» Information shown:
= = = =

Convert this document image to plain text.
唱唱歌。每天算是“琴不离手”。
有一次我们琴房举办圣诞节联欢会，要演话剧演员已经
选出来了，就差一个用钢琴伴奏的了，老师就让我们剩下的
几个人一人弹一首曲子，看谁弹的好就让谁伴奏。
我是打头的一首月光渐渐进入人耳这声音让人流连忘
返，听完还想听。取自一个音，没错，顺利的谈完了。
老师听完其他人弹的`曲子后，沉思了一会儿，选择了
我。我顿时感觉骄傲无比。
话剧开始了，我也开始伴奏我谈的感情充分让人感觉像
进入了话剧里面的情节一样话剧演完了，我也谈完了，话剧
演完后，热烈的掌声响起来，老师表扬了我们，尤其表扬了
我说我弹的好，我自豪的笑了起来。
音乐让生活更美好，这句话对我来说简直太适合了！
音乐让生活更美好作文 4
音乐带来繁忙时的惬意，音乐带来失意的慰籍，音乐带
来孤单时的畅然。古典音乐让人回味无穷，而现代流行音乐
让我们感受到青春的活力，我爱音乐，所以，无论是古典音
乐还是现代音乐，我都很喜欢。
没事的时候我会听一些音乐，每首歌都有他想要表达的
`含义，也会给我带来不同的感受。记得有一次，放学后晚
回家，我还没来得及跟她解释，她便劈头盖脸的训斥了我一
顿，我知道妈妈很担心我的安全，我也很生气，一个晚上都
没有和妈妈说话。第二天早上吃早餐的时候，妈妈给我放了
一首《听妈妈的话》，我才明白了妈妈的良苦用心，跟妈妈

= = = =

» Exercise directions: Print the listing above in its entirety, with every line exact.

» The response:
Convert this document image to plain text.
唱唱歌。每天算是“琴不离手”。
有一次我们琴房举办圣诞节联欢会，要演话剧演员已经
选出来了，就差一个用钢琴伴奏的了，老师就让我们剩下的
几个人一人弹一首曲子，看谁弹的好就让谁伴奏。
我是打头的一首月光渐渐进入人耳这声音让人流连忘
返，听完还想听。取自一个音，没错，顺利的谈完了。
老师听完其他人弹的`曲子后，沉思了一会儿，选择了
我。我顿时感觉骄傲无比。
话剧开始了，我也开始伴奏我谈的感情充分让人感觉像
进入了话剧里面的情节一样话剧演完了，我也谈完了，话剧
演完后，热烈的掌声响起来，老师表扬了我们，尤其表扬了
我说我弹的好，我自豪的笑了起来。
音乐让生活更美好，这句话对我来说简直太适合了！
音乐让生活更美好作文 4
音乐带来繁忙时的惬意，音乐带来失意的慰籍，音乐带
来孤单时的畅然。古典音乐让人回味无穷，而现代流行音乐
让我们感受到青春的活力，我爱音乐，所以，无论是古典音
乐还是现代音乐，我都很喜欢。
没事的时候我会听一些音乐，每首歌都有他想要表达的
`含义，也会给我带来不同的感受。记得有一次，放学后晚
回家，我还没来得及跟她解释，她便劈头盖脸的训斥了我一
顿，我知道妈妈很担心我的安全，我也很生气，一个晚上都
没有和妈妈说话。第二天早上吃早餐的时候，妈妈给我放了
一首《听妈妈的话》，我才明白了妈妈的良苦用心，跟妈妈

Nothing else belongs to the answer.